### Exercise input ###

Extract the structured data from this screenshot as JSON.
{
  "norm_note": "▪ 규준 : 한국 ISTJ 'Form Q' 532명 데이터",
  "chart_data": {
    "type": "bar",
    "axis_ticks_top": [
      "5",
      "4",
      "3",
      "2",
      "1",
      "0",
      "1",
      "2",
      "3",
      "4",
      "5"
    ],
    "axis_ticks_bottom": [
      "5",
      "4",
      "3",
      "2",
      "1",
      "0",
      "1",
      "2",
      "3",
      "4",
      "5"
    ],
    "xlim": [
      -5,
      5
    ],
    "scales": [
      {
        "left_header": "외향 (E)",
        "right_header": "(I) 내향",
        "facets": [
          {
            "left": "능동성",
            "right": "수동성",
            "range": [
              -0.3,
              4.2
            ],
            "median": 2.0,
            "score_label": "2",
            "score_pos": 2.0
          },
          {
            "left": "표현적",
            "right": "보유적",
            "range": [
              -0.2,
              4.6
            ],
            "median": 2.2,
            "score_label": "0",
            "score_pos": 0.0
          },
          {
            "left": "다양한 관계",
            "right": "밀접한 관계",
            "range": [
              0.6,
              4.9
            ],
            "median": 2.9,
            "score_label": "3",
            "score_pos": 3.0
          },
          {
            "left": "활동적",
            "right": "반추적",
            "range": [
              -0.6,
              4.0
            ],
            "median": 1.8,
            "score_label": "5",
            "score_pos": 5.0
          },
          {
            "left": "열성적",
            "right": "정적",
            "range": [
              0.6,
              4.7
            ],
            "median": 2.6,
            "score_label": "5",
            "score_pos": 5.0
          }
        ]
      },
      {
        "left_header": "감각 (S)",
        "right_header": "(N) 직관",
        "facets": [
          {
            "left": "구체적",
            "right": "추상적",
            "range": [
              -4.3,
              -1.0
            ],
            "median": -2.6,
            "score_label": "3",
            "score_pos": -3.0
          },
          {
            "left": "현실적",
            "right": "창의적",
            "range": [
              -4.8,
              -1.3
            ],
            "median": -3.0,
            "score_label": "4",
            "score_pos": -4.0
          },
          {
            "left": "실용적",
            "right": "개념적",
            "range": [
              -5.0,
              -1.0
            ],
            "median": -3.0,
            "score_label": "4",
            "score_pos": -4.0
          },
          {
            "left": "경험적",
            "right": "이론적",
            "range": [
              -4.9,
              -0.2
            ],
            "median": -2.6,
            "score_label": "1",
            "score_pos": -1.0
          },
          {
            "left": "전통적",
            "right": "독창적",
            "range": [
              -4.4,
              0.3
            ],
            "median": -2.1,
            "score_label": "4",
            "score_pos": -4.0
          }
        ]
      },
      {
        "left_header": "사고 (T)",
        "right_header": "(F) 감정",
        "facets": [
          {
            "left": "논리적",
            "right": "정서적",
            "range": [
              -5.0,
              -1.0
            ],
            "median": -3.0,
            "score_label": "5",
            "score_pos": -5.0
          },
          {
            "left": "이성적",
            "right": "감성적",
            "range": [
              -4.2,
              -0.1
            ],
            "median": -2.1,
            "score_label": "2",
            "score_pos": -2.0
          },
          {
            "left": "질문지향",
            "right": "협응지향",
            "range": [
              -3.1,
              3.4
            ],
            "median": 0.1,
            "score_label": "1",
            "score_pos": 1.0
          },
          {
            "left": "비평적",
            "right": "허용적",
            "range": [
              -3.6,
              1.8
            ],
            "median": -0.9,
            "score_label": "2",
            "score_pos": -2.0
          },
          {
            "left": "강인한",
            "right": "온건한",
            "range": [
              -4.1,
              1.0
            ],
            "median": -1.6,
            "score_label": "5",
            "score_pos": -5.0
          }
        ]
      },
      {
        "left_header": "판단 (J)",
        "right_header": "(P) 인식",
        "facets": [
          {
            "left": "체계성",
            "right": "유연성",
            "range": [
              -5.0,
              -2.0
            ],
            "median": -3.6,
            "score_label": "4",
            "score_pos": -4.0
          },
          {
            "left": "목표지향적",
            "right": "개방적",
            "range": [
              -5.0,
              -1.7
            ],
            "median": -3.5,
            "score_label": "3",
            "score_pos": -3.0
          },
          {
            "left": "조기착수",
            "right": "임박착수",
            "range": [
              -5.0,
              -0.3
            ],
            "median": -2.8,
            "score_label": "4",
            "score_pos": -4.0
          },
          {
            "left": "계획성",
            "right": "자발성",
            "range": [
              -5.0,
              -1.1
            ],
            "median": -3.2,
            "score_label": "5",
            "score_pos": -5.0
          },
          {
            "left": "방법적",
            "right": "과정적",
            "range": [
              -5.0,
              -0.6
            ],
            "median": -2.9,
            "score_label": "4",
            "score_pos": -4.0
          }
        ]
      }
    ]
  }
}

###

All of the lines above must be returned exactly.

Extract the structured data from this screenshot as JSON.
{
  "norm_note": "▪ 규준 : 한국 ISTJ 'Form Q' 532명 데이터",
  "chart_data": {
    "type": "bar",
    "axis_ticks_top": [
      "5",
      "4",
      "3",
      "2",
      "1",
      "0",
      "1",
      "2",
      "3",
      "4",
      "5"
    ],
    "axis_ticks_bottom": [
      "5",
      "4",
      "3",
      "2",
      "1",
      "0",
      "1",
      "2",
      "3",
      "4",
      "5"
    ],
    "xlim": [
      -5,
      5
    ],
    "scales": [
      {
        "left_header": "외향 (E)",
        "right_header": "(I) 내향",
        "facets": [
          {
            "left": "능동성",
            "right": "수동성",
            "range": [
              -0.3,
              4.2
            ],
            "median": 2.0,
            "score_label": "2",
            "score_pos": 2.0
          },
          {
            "left": "표현적",
            "right": "보유적",
            "range": [
              -0.2,
              4.6
            ],
            "median": 2.2,
            "score_label": "0",
            "score_pos": 0.0
          },
          {
            "left": "다양한 관계",
            "right": "밀접한 관계",
            "range": [
              0.6,
              4.9
            ],
            "median": 2.9,
            "score_label": "3",
            "score_pos": 3.0
          },
          {
            "left": "활동적",
            "right": "반추적",
            "range": [
              -0.6,
              4.0
            ],
            "median": 1.8,
            "score_label": "5",
            "score_pos": 5.0
          },
          {
            "left": "열성적",
            "right": "정적",
            "range": [
              0.6,
              4.7
            ],
            "median": 2.6,
            "score_label": "5",
            "score_pos": 5.0
          }
        ]
      },
      {
        "left_header": "감각 (S)",
        "right_header": "(N) 직관",
        "facets": [
          {
            "left": "구체적",
            "right": "추상적",
            "range": [
              -4.3,
              -1.0
            ],
            "median": -2.6,
            "score_label": "3",
            "score_pos": -3.0
          },
          {
            "left": "현실적",
            "right": "창의적",
            "range": [
              -4.8,
              -1.3
            ],
            "median": -3.0,
            "score_label": "4",
            "score_pos": -4.0
          },
          {
            "left": "실용적",
            "right": "개념적",
            "range": [
              -5.0,
              -1.0
            ],
            "median": -3.0,
            "score_label": "4",
            "score_pos": -4.0
          },
          {
            "left": "경험적",
            "right": "이론적",
            "range": [
              -4.9,
              -0.2
            ],
            "median": -2.6,
            "score_label": "1",
            "score_pos": -1.0
          },
          {
            "left": "전통적",
            "right": "독창적",
            "range": [
              -4.4,
              0.3
            ],
            "median": -2.1,
            "score_label": "4",
            "score_pos": -4.0
          }
        ]
      },
      {
        "left_header": "사고 (T)",
        "right_header": "(F) 감정",
        "facets": [
          {
            "left": "논리적",
            "right": "정서적",
            "range": [
              -5.0,
              -1.0
            ],
            "median": -3.0,
            "score_label": "5",
            "score_pos": -5.0
          },
          {
            "left": "이성적",
            "right": "감성적",
            "range": [
              -4.2,
              -0.1
            ],
            "median": -2.1,
            "score_label": "2",
            "score_pos": -2.0
          },
          {
            "left": "질문지향",
            "right": "협응지향",
            "range": [
              -3.1,
              3.4
            ],
            "median": 0.1,
            "score_label": "1",
            "score_pos": 1.0
          },
          {
            "left": "비평적",
            "right": "허용적",
            "range": [
              -3.6,
              1.8
            ],
            "median": -0.9,
            "score_label": "2",
            "score_pos": -2.0
          },
          {
            "left": "강인한",
            "right": "온건한",
            "range": [
              -4.1,
              1.0
            ],
            "median": -1.6,
            "score_label": "5",
            "score_pos": -5.0
          }
        ]
      },
      {
        "left_header": "판단 (J)",
        "right_header": "(P) 인식",
        "facets": [
          {
            "left": "체계성",
            "right": "유연성",
            "range": [
              -5.0,
              -2.0
            ],
            "median": -3.6,
            "score_label": "4",
            "score_pos": -4.0
          },
          {
            "left": "목표지향적",
            "right": "개방적",
            "range": [
              -5.0,
              -1.7
            ],
            "median": -3.5,
            "score_label": "3",
            "score_pos": -3.0
          },
          {
            "left": "조기착수",
            "right": "임박착수",
            "range": [
              -5.0,
              -0.3
            ],
            "median": -2.8,
            "score_label": "4",
            "score_pos": -4.0
          },
          {
            "left": "계획성",
            "right": "자발성",
            "range": [
              -5.0,
              -1.1
            ],
            "median": -3.2,
            "score_label": "5",
            "score_pos": -5.0
          },
          {
            "left": "방법적",
            "right": "과정적",
            "range": [
              -5.0,
              -0.6
            ],
            "median": -2.9,
            "score_label": "4",
            "score_pos": -4.0
          }
        ]
      }
    ]
  }
}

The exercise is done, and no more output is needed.